DATASET ENTRIES:
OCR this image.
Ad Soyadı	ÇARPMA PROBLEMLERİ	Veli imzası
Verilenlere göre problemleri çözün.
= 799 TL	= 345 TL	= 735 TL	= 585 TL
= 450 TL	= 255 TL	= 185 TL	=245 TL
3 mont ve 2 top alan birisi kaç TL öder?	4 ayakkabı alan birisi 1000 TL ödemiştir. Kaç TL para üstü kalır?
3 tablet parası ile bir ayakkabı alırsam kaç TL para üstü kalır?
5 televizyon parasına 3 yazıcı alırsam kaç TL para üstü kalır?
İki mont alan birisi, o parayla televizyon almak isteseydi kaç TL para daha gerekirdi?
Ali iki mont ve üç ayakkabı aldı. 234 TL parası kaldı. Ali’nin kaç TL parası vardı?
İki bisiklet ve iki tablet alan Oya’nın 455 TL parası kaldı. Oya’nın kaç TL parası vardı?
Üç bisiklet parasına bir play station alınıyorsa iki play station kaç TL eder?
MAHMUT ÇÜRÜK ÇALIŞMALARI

==

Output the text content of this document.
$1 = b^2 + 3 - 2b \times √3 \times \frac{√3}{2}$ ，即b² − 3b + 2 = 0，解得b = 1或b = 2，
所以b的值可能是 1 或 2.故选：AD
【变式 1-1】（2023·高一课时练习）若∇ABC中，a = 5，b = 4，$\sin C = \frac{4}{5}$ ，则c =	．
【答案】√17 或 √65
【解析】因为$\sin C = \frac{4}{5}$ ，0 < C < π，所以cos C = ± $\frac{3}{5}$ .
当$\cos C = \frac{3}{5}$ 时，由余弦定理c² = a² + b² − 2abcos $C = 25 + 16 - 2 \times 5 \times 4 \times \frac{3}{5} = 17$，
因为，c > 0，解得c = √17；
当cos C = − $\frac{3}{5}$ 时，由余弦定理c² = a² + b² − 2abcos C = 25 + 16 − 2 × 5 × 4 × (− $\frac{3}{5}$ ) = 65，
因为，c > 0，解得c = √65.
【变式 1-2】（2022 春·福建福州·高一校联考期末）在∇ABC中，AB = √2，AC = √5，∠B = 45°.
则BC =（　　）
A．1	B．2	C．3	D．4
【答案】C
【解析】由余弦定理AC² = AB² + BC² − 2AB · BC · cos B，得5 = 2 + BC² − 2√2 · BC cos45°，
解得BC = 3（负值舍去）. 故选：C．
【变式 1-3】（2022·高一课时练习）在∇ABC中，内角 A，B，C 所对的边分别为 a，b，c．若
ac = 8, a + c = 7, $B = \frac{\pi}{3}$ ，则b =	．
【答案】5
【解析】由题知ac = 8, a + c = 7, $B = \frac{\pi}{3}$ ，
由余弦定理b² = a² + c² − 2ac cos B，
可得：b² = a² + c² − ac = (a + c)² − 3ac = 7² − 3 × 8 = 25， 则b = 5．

* * *

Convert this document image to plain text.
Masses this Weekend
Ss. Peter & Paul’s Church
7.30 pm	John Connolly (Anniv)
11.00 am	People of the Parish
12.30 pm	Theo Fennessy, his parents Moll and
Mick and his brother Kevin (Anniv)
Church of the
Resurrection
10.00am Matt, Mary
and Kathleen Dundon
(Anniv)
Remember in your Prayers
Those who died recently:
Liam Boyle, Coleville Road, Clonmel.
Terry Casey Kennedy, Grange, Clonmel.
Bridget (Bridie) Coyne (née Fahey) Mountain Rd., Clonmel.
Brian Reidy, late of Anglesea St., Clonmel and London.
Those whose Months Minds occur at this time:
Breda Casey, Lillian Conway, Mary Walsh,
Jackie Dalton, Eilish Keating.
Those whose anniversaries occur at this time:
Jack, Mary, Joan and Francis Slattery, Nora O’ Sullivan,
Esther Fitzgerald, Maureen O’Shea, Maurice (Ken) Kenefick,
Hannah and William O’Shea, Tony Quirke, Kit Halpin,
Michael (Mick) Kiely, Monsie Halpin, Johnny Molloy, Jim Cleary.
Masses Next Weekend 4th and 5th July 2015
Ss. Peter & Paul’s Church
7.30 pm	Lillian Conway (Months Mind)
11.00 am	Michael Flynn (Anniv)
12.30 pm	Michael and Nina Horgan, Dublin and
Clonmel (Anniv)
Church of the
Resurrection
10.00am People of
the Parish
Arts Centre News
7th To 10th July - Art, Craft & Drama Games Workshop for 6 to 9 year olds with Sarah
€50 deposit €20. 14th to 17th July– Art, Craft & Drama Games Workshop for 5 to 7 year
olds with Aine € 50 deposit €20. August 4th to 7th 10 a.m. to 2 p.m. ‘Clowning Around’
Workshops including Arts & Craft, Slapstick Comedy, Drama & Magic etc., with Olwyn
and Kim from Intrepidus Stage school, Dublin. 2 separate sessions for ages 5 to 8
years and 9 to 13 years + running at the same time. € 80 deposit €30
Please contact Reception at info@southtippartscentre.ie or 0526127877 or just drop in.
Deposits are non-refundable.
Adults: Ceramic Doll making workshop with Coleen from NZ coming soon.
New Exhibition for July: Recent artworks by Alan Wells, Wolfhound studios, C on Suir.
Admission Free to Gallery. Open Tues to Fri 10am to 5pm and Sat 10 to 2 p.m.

STATED GOAL:
Scan the material above for the string "ayakkabı" and return the lines that hold it.

RESULT:
3 mont ve 2 top alan birisi kaç TL öder?	4 ayakkabı alan birisi 1000 TL ödemiştir. Kaç TL para üstü kalır?
3 tablet parası ile bir ayakkabı alırsam kaç TL para üstü kalır?
Ali iki mont ve üç ayakkabı aldı. 234 TL parası kaldı. Ali’nin kaç TL parası vardı?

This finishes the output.